Excerpt from a dataset
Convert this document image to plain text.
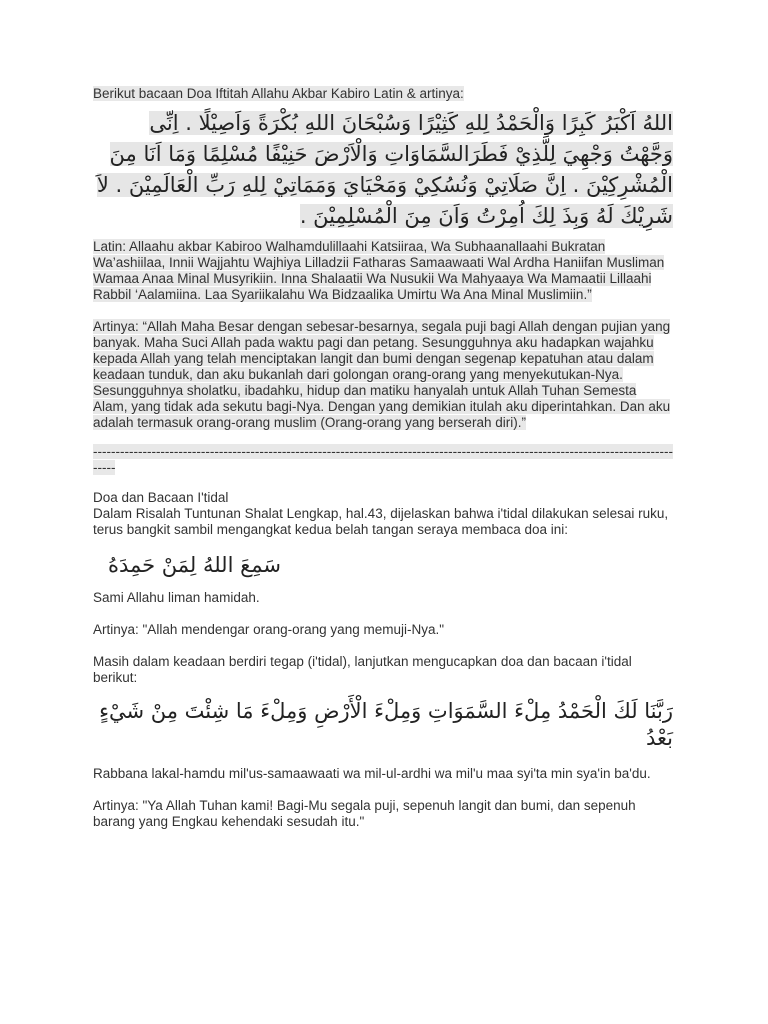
Berikut bacaan Doa Iftitah Allahu Akbar Kabiro Latin & artinya:

اللهُ اَكْبَرُ كَبِرًا وَالْحَمْدُ لِلهِ كَثِيْرًا وَسُبْحَانَ اللهِ بُكْرَةً وَاَصِيْلًا . اِنِّى وَجَّهْتُ وَجْهِيَ لِلَّذِيْ فَطَرَالسَّمَاوَاتِ وَالْاَرْضَ حَنِيْفًا مُسْلِمًا وَمَا اَنَا مِنَ الْمُشْرِكِيْنَ . اِنَّ صَلَاتِيْ وَنُسُكِيْ وَمَحْيَايَ وَمَمَاتِيْ لِلهِ رَبِّ الْعَالَمِيْنَ . لاَ شَرِيْكَ لَهُ وَبِذَ لِكَ اُمِرْتُ وَاَنَ مِنَ الْمُسْلِمِيْنَ .

Latin: Allaahu akbar Kabiroo Walhamdulillaahi Katsiiraa, Wa Subhaanallaahi Bukratan Wa’ashiilaa, Innii Wajjahtu Wajhiya Lilladzii Fatharas Samaawaati Wal Ardha Haniifan Musliman Wamaa Anaa Minal Musyrikiin. Inna Shalaatii Wa Nusukii Wa Mahyaaya Wa Mamaatii Lillaahi Rabbil ‘Aalamiina. Laa Syariikalahu Wa Bidzaalika Umirtu Wa Ana Minal Muslimiin.”

Artinya: “Allah Maha Besar dengan sebesar-besarnya, segala puji bagi Allah dengan pujian yang banyak. Maha Suci Allah pada waktu pagi dan petang. Sesungguhnya aku hadapkan wajahku kepada Allah yang telah menciptakan langit dan bumi dengan segenap kepatuhan atau dalam keadaan tunduk, dan aku bukanlah dari golongan orang-orang yang menyekutukan-Nya. Sesungguhnya sholatku, ibadahku, hidup dan matiku hanyalah untuk Allah Tuhan Semesta Alam, yang tidak ada sekutu bagi-Nya. Dengan yang demikian itulah aku diperintahkan. Dan aku adalah termasuk orang-orang muslim (Orang-orang yang berserah diri).”

--------------------------------------------------------------------------------------------------------------------------------------

Doa dan Bacaan I'tidal

Dalam Risalah Tuntunan Shalat Lengkap, hal.43, dijelaskan bahwa i'tidal dilakukan selesai ruku, terus bangkit sambil mengangkat kedua belah tangan seraya membaca doa ini:

سَمِعَ اللهُ لِمَنْ حَمِدَهُ

Sami Allahu liman hamidah.

Artinya: "Allah mendengar orang-orang yang memuji-Nya."

Masih dalam keadaan berdiri tegap (i'tidal), lanjutkan mengucapkan doa dan bacaan i'tidal berikut:

رَبَّنَا لَكَ الْحَمْدُ مِلْءَ السَّمَوَاتِ وَمِلْءَ الْأَرْضِ وَمِلْءَ مَا شِئْتَ مِنْ شَيْءٍ بَعْدُ

Rabbana lakal-hamdu mil'us-samaawaati wa mil-ul-ardhi wa mil'u maa syi'ta min sya'in ba'du.

Artinya: "Ya Allah Tuhan kami! Bagi-Mu segala puji, sepenuh langit dan bumi, dan sepenuh barang yang Engkau kehendaki sesudah itu."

WORK TO DO ->
List the lines of the material in which the word "segala" occurs.

SOLUTION ->
Artinya: “Allah Maha Besar dengan sebesar-besarnya, segala puji bagi Allah dengan pujian yang banyak. Maha Suci Allah pada waktu pagi dan petang. Sesungguhnya aku hadapkan wajahku kepada Allah yang telah menciptakan langit dan bumi dengan segenap kepatuhan atau dalam keadaan tunduk, dan aku bukanlah dari golongan orang-orang yang menyekutukan-Nya. Sesungguhnya sholatku, ibadahku, hidup dan matiku hanyalah untuk Allah Tuhan Semesta Alam, yang tidak ada sekutu bagi-Nya. Dengan yang demikian itulah aku diperintahkan. Dan aku adalah termasuk orang-orang muslim (Orang-orang yang berserah diri).”
Artinya: "Ya Allah Tuhan kami! Bagi-Mu segala puji, sepenuh langit dan bumi, dan sepenuh barang yang Engkau kehendaki sesudah itu."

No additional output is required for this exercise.